Exercise description:
Show each line from the listing below that contains the word "Photoshop".

Input for this task:
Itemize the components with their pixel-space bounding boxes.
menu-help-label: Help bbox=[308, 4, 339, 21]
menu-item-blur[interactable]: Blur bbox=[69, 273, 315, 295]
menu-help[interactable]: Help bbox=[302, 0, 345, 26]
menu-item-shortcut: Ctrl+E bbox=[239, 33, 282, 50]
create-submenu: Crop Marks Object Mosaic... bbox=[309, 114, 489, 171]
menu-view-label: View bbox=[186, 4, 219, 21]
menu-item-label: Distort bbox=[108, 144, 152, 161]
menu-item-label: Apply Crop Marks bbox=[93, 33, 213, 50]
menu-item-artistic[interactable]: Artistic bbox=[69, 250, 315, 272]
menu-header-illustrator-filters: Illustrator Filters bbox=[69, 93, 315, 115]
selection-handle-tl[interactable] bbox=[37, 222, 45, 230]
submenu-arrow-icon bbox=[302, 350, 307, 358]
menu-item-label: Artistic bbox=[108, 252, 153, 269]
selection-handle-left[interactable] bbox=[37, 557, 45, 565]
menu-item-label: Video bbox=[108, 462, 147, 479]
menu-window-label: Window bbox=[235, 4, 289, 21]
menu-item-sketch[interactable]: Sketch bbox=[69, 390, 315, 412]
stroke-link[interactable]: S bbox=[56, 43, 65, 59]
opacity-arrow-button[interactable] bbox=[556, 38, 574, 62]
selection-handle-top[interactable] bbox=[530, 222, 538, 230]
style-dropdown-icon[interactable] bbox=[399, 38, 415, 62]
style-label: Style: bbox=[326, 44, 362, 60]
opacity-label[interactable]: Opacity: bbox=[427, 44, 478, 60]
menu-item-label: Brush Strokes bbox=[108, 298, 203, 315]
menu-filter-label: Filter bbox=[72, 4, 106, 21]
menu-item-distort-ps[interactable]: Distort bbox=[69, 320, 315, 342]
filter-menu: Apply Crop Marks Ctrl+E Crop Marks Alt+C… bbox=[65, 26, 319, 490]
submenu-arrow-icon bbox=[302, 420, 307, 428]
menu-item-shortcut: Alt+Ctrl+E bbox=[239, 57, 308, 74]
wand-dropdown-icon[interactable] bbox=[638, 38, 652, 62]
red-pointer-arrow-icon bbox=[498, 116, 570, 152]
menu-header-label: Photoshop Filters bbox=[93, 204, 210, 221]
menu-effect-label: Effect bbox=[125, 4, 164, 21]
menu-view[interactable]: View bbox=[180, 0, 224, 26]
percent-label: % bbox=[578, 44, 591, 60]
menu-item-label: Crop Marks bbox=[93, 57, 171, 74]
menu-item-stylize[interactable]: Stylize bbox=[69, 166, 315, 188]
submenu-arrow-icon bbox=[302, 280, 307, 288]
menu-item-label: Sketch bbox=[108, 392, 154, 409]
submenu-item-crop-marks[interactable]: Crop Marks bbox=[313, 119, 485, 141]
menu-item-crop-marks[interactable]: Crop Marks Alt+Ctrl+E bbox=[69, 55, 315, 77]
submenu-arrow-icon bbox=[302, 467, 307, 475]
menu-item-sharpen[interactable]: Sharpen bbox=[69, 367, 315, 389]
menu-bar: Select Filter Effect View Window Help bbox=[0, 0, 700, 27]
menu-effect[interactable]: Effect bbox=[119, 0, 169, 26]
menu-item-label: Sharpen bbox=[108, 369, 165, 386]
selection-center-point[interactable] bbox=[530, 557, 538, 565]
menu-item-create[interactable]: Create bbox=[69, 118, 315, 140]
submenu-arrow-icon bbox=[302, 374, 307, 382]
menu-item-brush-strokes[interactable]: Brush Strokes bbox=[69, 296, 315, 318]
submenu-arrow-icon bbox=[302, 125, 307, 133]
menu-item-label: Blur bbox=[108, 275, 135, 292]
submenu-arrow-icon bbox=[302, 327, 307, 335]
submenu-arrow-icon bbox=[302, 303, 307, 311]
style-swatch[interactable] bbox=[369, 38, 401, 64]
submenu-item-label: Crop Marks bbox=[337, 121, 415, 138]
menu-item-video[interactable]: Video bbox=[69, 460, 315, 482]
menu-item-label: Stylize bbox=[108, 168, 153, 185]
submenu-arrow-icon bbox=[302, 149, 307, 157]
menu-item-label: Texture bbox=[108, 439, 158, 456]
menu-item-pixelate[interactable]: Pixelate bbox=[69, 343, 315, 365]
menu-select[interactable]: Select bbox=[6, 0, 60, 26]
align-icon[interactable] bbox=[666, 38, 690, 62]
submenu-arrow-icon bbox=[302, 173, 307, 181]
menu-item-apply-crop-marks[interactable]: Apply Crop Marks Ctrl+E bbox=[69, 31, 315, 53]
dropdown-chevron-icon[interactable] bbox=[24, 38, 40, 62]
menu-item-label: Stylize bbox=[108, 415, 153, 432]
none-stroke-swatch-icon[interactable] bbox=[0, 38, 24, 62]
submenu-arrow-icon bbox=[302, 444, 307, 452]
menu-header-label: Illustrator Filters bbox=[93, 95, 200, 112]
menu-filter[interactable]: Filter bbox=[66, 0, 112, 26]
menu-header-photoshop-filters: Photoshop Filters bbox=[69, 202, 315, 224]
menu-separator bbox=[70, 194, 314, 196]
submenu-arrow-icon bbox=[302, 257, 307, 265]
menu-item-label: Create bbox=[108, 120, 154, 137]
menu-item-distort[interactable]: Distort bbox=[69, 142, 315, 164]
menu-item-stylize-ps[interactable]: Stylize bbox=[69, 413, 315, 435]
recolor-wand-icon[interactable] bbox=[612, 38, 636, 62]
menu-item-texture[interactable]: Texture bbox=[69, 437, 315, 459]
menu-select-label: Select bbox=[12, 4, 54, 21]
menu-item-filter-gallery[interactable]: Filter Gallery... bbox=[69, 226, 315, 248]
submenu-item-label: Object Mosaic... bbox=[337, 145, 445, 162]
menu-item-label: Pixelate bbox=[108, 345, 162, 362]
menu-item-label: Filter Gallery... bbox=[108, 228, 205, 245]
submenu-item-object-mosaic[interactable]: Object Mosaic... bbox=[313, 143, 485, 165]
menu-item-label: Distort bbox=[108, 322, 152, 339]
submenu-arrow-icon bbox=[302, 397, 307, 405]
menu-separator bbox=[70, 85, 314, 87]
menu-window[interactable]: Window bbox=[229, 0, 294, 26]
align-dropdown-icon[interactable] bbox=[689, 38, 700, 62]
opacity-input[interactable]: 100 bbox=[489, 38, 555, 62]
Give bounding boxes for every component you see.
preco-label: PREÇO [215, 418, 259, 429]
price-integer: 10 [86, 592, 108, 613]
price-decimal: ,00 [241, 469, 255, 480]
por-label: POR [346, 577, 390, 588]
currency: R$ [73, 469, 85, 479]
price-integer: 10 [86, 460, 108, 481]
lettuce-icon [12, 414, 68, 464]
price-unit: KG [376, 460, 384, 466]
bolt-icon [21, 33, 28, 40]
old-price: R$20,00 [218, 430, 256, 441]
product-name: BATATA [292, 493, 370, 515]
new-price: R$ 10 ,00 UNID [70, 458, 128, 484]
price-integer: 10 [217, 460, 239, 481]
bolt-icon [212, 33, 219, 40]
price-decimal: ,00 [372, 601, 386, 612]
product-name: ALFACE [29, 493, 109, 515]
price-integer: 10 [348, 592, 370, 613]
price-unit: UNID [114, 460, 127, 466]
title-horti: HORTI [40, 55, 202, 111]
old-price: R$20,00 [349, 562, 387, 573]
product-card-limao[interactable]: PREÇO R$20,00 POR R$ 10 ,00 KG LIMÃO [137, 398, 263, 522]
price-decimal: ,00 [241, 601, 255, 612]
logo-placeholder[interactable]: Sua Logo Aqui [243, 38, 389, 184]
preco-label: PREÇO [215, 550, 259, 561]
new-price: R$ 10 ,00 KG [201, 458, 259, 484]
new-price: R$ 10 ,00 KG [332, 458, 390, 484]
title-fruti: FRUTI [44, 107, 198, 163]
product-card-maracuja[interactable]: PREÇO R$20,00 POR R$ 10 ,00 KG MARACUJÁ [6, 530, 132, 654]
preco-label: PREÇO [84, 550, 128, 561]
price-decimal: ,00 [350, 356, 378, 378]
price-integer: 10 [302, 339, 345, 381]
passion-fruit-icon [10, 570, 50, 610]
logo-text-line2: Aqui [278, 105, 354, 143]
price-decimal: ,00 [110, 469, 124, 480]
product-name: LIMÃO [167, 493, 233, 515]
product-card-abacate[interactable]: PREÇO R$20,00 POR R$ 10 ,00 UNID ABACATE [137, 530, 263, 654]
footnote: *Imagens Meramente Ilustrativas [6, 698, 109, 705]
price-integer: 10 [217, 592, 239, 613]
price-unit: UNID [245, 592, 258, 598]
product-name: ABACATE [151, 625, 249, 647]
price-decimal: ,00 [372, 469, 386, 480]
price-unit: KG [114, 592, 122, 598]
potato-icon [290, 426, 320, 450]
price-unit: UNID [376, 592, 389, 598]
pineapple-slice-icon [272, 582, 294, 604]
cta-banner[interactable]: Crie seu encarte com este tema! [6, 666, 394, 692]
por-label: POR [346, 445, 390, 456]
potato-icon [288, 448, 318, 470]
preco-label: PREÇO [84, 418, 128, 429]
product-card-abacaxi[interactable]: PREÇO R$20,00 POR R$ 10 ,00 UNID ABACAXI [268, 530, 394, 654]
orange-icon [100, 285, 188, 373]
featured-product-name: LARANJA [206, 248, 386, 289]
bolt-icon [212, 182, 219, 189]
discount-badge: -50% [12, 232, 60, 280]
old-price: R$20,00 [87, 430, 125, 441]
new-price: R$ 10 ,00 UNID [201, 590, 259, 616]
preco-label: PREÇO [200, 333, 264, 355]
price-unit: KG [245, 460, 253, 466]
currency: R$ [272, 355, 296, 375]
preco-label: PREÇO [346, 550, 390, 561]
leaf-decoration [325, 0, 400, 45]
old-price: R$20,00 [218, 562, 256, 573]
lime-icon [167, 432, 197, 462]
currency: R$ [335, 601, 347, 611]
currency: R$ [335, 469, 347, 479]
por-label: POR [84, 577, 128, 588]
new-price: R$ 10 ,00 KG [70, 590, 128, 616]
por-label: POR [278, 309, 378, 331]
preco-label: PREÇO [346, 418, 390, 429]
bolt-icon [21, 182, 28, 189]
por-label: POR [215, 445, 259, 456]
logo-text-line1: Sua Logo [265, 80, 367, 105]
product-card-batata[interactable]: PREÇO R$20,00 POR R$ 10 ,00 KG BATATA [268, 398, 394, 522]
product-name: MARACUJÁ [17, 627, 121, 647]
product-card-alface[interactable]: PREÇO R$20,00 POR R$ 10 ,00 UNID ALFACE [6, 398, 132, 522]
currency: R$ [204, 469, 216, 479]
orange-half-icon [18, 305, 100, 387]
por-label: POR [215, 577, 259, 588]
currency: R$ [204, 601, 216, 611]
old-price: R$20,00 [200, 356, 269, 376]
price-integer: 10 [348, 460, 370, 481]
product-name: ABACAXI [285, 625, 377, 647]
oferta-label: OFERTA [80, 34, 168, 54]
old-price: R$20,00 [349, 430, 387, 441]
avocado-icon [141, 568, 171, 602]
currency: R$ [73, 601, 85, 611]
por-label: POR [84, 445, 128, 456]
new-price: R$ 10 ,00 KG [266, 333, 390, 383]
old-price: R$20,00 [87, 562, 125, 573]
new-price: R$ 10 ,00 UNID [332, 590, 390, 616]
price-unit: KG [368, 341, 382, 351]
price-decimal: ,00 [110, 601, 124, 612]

Final answer:
menu-header-label: Photoshop Filters bbox=[93, 204, 210, 221]
menu-header-photoshop-filters: Photoshop Filters bbox=[69, 202, 315, 224]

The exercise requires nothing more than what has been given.